> Data for the task:
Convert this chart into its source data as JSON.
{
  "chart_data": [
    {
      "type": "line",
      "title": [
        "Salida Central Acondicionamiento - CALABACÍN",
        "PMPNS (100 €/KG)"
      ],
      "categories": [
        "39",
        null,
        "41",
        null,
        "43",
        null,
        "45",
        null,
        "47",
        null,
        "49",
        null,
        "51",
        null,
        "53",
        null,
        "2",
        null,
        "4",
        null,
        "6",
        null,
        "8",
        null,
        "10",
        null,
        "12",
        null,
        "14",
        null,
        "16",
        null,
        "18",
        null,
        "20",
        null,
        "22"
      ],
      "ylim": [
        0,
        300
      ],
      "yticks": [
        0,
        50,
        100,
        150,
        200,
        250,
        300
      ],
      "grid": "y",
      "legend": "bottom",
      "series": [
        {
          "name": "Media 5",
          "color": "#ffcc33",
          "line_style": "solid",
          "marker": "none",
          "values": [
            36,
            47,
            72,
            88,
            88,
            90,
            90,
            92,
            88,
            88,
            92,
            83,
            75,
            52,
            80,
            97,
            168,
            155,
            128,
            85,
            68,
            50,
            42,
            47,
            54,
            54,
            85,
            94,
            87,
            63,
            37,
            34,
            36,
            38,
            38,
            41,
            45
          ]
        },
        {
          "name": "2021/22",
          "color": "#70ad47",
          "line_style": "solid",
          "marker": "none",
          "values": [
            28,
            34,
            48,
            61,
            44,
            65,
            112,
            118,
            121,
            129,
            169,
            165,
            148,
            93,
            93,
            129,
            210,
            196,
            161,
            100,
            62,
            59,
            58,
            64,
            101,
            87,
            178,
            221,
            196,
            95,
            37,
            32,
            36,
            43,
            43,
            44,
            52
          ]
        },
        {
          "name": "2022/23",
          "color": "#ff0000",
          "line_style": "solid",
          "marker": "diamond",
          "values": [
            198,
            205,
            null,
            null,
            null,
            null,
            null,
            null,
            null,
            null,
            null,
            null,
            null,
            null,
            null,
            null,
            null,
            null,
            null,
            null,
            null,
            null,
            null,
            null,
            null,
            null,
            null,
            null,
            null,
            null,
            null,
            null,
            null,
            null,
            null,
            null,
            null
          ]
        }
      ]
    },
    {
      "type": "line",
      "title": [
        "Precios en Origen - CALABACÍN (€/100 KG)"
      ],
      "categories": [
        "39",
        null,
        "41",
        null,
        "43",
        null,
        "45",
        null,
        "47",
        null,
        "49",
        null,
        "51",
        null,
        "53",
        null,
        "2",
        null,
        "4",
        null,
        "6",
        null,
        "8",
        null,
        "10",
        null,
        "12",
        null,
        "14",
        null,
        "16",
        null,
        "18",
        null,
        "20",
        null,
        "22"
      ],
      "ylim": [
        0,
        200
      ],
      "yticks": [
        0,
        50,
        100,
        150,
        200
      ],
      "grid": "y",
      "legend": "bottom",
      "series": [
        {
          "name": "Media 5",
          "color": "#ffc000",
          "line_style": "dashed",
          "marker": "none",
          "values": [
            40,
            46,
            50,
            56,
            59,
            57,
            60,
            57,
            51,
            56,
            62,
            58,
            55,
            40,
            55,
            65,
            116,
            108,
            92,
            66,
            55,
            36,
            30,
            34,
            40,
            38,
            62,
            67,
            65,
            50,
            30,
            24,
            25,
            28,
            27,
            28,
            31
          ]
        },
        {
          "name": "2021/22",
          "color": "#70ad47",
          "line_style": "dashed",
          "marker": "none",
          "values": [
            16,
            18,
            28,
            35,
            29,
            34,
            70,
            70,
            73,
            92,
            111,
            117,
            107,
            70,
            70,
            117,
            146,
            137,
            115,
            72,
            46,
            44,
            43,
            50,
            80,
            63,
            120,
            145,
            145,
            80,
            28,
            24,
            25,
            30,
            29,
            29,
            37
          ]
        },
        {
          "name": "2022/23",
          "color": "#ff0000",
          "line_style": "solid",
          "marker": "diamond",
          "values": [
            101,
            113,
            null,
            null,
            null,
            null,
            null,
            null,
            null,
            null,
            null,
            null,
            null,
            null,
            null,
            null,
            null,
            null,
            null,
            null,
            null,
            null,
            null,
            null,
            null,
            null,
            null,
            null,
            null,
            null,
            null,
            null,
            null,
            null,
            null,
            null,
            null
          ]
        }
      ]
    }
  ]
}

> To be done: Find every line in the records above that contains the word "CALABACÍN", and copy each one.

> Solution:
        "Salida Central Acondicionamiento - CALABACÍN",
        "Precios en Origen - CALABACÍN (€/100 KG)"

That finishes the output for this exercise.